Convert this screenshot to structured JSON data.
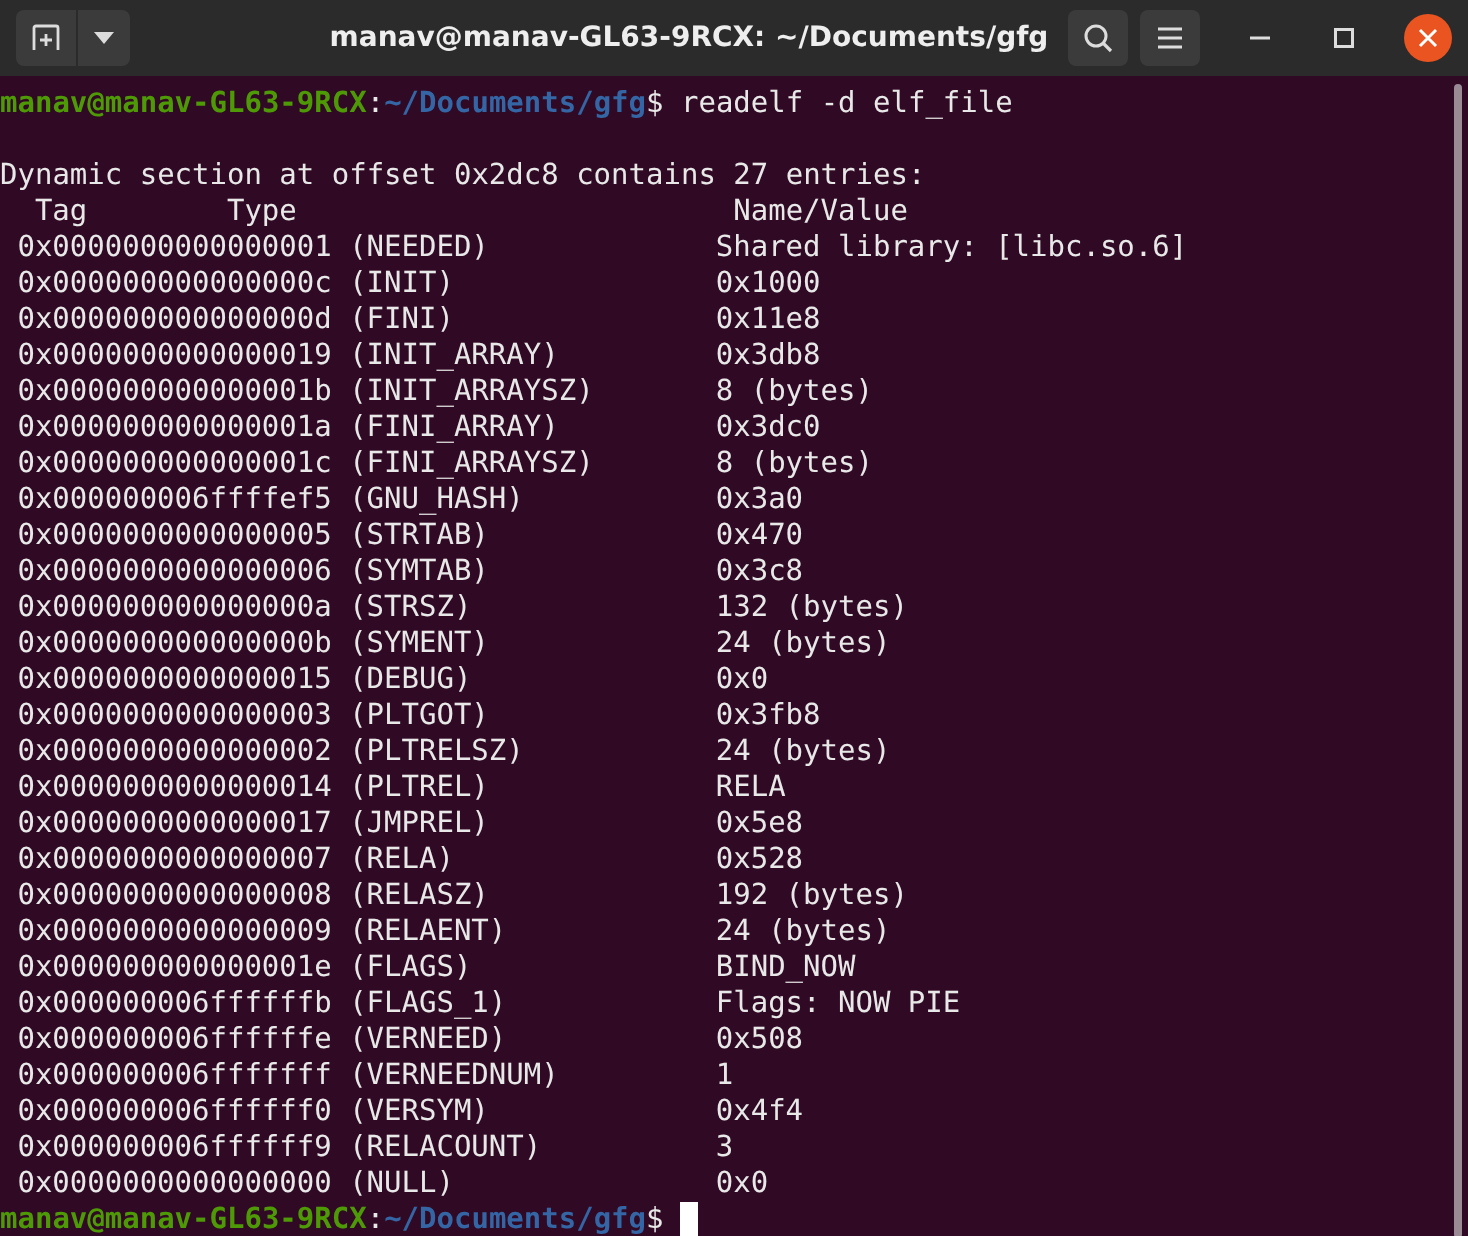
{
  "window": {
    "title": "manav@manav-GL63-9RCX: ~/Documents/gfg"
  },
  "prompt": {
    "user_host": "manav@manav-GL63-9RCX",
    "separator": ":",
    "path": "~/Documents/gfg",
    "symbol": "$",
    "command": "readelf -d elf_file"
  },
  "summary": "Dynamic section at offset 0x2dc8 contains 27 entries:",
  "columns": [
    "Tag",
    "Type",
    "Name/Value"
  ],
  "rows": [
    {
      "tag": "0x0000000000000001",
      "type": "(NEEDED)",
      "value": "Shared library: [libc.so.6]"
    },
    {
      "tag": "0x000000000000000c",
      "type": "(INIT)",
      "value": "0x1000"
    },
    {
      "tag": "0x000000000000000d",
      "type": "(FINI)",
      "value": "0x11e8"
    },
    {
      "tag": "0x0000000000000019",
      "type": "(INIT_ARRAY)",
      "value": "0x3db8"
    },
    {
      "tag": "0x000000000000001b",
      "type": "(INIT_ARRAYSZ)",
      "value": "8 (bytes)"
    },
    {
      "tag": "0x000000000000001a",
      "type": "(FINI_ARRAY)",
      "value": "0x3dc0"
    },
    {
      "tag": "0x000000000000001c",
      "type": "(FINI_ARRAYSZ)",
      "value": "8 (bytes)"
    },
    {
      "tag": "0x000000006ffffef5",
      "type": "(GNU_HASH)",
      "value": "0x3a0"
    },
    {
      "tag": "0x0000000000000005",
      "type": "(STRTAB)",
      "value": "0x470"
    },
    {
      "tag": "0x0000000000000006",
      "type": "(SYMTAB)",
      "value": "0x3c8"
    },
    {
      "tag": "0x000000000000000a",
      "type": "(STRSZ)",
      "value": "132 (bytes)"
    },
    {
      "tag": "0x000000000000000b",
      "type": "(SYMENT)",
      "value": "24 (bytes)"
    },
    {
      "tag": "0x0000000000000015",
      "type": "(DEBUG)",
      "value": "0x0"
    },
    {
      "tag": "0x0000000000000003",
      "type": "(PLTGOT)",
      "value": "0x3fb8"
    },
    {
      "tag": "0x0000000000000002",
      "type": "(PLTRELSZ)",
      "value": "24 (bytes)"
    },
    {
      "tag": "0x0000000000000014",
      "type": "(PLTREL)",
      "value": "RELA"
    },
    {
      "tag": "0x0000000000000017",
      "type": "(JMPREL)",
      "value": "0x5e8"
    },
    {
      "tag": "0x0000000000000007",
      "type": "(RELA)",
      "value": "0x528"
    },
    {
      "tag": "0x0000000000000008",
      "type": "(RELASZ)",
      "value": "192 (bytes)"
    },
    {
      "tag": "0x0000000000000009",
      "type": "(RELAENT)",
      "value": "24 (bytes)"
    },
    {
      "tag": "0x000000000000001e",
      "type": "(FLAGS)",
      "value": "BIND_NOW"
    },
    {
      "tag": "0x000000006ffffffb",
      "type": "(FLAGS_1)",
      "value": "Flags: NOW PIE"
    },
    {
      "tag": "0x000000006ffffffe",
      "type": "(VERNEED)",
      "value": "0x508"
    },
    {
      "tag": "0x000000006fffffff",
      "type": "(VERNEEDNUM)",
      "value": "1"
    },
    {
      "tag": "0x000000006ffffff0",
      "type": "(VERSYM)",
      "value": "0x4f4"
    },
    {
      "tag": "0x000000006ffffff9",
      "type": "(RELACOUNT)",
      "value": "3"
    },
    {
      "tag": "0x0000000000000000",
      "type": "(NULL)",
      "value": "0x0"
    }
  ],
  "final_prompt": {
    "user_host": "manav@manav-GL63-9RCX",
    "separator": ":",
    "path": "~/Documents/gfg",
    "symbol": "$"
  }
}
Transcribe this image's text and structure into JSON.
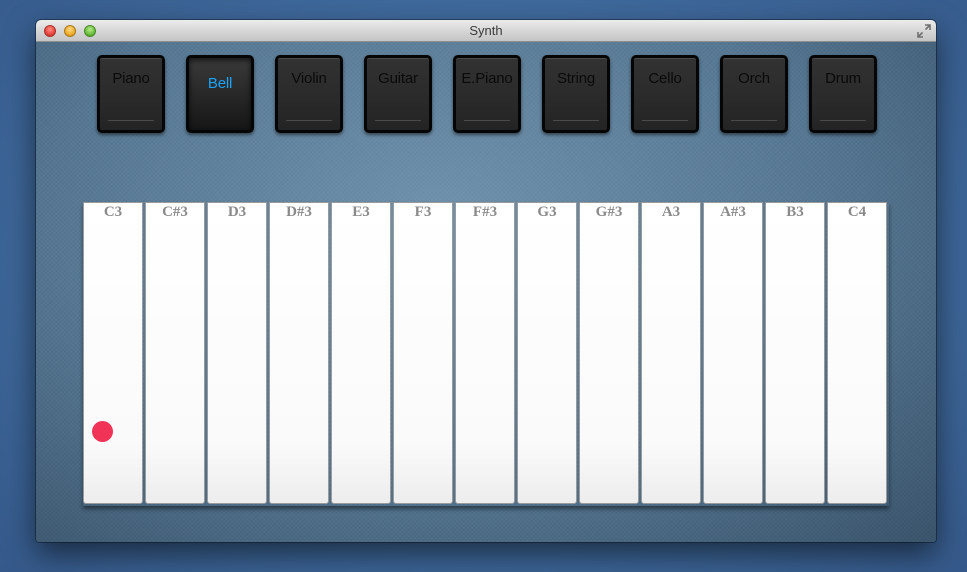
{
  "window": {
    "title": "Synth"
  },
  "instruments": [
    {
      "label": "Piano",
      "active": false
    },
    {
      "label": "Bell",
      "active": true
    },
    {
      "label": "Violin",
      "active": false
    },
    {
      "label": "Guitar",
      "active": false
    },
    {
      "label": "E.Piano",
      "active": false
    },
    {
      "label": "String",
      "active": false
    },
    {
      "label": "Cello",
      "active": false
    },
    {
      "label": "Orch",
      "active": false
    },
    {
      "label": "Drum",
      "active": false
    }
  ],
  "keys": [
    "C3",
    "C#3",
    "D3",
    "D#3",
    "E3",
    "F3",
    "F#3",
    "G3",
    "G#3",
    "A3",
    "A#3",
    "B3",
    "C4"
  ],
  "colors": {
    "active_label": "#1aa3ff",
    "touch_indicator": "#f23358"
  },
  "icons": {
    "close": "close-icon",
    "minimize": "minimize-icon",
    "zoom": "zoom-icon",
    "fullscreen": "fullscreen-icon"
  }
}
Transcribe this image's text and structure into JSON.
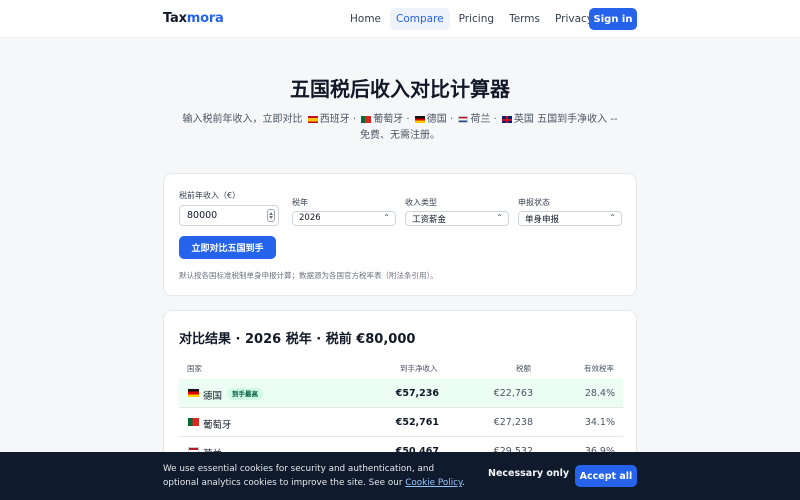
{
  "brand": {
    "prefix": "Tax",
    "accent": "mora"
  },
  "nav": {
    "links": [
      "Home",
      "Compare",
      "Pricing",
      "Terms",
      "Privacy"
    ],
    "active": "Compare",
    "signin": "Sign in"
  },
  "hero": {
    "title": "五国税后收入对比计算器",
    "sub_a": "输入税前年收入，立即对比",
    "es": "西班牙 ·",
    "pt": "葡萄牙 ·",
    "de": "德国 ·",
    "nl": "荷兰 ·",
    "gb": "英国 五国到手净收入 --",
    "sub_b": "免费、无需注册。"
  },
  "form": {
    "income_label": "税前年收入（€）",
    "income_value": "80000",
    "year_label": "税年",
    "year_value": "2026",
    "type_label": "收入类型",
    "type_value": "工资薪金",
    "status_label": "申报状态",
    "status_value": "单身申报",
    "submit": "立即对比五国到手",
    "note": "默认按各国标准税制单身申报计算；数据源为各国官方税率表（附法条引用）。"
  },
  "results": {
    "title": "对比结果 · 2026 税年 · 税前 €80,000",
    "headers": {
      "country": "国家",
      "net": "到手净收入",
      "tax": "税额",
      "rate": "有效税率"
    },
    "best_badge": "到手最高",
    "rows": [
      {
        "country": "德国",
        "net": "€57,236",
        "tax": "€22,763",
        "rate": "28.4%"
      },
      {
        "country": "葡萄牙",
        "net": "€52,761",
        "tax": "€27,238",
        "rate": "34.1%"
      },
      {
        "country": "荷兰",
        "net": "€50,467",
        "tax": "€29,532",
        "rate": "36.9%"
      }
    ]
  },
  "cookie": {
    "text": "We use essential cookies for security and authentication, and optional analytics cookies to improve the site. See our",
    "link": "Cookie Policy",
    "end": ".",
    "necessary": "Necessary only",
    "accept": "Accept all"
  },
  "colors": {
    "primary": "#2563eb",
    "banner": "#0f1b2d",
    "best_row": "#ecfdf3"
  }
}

--------------------

Problem description.
Working from the material above, transcribe it exactly while omitting pictures.

Answer for the task.
Convert this screenshot to structured JSON data.
{
  "window": {
    "title": "manav@manav-GL63-9RCX: ~/Documents/gfg"
  },
  "prompt": {
    "user_host": "manav@manav-GL63-9RCX",
    "separator": ":",
    "path": "~/Documents/gfg",
    "symbol": "$",
    "command": "readelf -d elf_file"
  },
  "summary": "Dynamic section at offset 0x2dc8 contains 27 entries:",
  "columns": [
    "Tag",
    "Type",
    "Name/Value"
  ],
  "rows": [
    {
      "tag": "0x0000000000000001",
      "type": "(NEEDED)",
      "value": "Shared library: [libc.so.6]"
    },
    {
      "tag": "0x000000000000000c",
      "type": "(INIT)",
      "value": "0x1000"
    },
    {
      "tag": "0x000000000000000d",
      "type": "(FINI)",
      "value": "0x11e8"
    },
    {
      "tag": "0x0000000000000019",
      "type": "(INIT_ARRAY)",
      "value": "0x3db8"
    },
    {
      "tag": "0x000000000000001b",
      "type": "(INIT_ARRAYSZ)",
      "value": "8 (bytes)"
    },
    {
      "tag": "0x000000000000001a",
      "type": "(FINI_ARRAY)",
      "value": "0x3dc0"
    },
    {
      "tag": "0x000000000000001c",
      "type": "(FINI_ARRAYSZ)",
      "value": "8 (bytes)"
    },
    {
      "tag": "0x000000006ffffef5",
      "type": "(GNU_HASH)",
      "value": "0x3a0"
    },
    {
      "tag": "0x0000000000000005",
      "type": "(STRTAB)",
      "value": "0x470"
    },
    {
      "tag": "0x0000000000000006",
      "type": "(SYMTAB)",
      "value": "0x3c8"
    },
    {
      "tag": "0x000000000000000a",
      "type": "(STRSZ)",
      "value": "132 (bytes)"
    },
    {
      "tag": "0x000000000000000b",
      "type": "(SYMENT)",
      "value": "24 (bytes)"
    },
    {
      "tag": "0x0000000000000015",
      "type": "(DEBUG)",
      "value": "0x0"
    },
    {
      "tag": "0x0000000000000003",
      "type": "(PLTGOT)",
      "value": "0x3fb8"
    },
    {
      "tag": "0x0000000000000002",
      "type": "(PLTRELSZ)",
      "value": "24 (bytes)"
    },
    {
      "tag": "0x0000000000000014",
      "type": "(PLTREL)",
      "value": "RELA"
    },
    {
      "tag": "0x0000000000000017",
      "type": "(JMPREL)",
      "value": "0x5e8"
    },
    {
      "tag": "0x0000000000000007",
      "type": "(RELA)",
      "value": "0x528"
    },
    {
      "tag": "0x0000000000000008",
      "type": "(RELASZ)",
      "value": "192 (bytes)"
    },
    {
      "tag": "0x0000000000000009",
      "type": "(RELAENT)",
      "value": "24 (bytes)"
    },
    {
      "tag": "0x000000000000001e",
      "type": "(FLAGS)",
      "value": "BIND_NOW"
    },
    {
      "tag": "0x000000006ffffffb",
      "type": "(FLAGS_1)",
      "value": "Flags: NOW PIE"
    },
    {
      "tag": "0x000000006ffffffe",
      "type": "(VERNEED)",
      "value": "0x508"
    },
    {
      "tag": "0x000000006fffffff",
      "type": "(VERNEEDNUM)",
      "value": "1"
    },
    {
      "tag": "0x000000006ffffff0",
      "type": "(VERSYM)",
      "value": "0x4f4"
    },
    {
      "tag": "0x000000006ffffff9",
      "type": "(RELACOUNT)",
      "value": "3"
    },
    {
      "tag": "0x0000000000000000",
      "type": "(NULL)",
      "value": "0x0"
    }
  ],
  "final_prompt": {
    "user_host": "manav@manav-GL63-9RCX",
    "separator": ":",
    "path": "~/Documents/gfg",
    "symbol": "$"
  }
}
Transcribe this image's text and structure into JSON.
{
  "window": {
    "title": "Synth"
  },
  "instruments": [
    {
      "label": "Piano",
      "active": false
    },
    {
      "label": "Bell",
      "active": true
    },
    {
      "label": "Violin",
      "active": false
    },
    {
      "label": "Guitar",
      "active": false
    },
    {
      "label": "E.Piano",
      "active": false
    },
    {
      "label": "String",
      "active": false
    },
    {
      "label": "Cello",
      "active": false
    },
    {
      "label": "Orch",
      "active": false
    },
    {
      "label": "Drum",
      "active": false
    }
  ],
  "keys": [
    "C3",
    "C#3",
    "D3",
    "D#3",
    "E3",
    "F3",
    "F#3",
    "G3",
    "G#3",
    "A3",
    "A#3",
    "B3",
    "C4"
  ],
  "colors": {
    "active_label": "#1aa3ff",
    "touch_indicator": "#f23358"
  },
  "icons": {
    "close": "close-icon",
    "minimize": "minimize-icon",
    "zoom": "zoom-icon",
    "fullscreen": "fullscreen-icon"
  }
}
Transcribe this image's text and structure into JSON.
{
  "brand": {
    "prefix": "Tax",
    "accent": "mora"
  },
  "nav": {
    "links": [
      "Home",
      "Compare",
      "Pricing",
      "Terms",
      "Privacy"
    ],
    "active": "Compare",
    "signin": "Sign in"
  },
  "hero": {
    "title": "五国税后收入对比计算器",
    "sub_a": "输入税前年收入，立即对比",
    "es": "西班牙 ·",
    "pt": "葡萄牙 ·",
    "de": "德国 ·",
    "nl": "荷兰 ·",
    "gb": "英国 五国到手净收入 --",
    "sub_b": "免费、无需注册。"
  },
  "form": {
    "income_label": "税前年收入（€）",
    "income_value": "80000",
    "year_label": "税年",
    "year_value": "2026",
    "type_label": "收入类型",
    "type_value": "工资薪金",
    "status_label": "申报状态",
    "status_value": "单身申报",
    "submit": "立即对比五国到手",
    "note": "默认按各国标准税制单身申报计算；数据源为各国官方税率表（附法条引用）。"
  },
  "results": {
    "title": "对比结果 · 2026 税年 · 税前 €80,000",
    "headers": {
      "country": "国家",
      "net": "到手净收入",
      "tax": "税额",
      "rate": "有效税率"
    },
    "best_badge": "到手最高",
    "rows": [
      {
        "country": "德国",
        "net": "€57,236",
        "tax": "€22,763",
        "rate": "28.4%"
      },
      {
        "country": "葡萄牙",
        "net": "€52,761",
        "tax": "€27,238",
        "rate": "34.1%"
      },
      {
        "country": "荷兰",
        "net": "€50,467",
        "tax": "€29,532",
        "rate": "36.9%"
      }
    ]
  },
  "cookie": {
    "text": "We use essential cookies for security and authentication, and optional analytics cookies to improve the site. See our",
    "link": "Cookie Policy",
    "end": ".",
    "necessary": "Necessary only",
    "accept": "Accept all"
  },
  "colors": {
    "primary": "#2563eb",
    "banner": "#0f1b2d",
    "best_row": "#ecfdf3"
  }
}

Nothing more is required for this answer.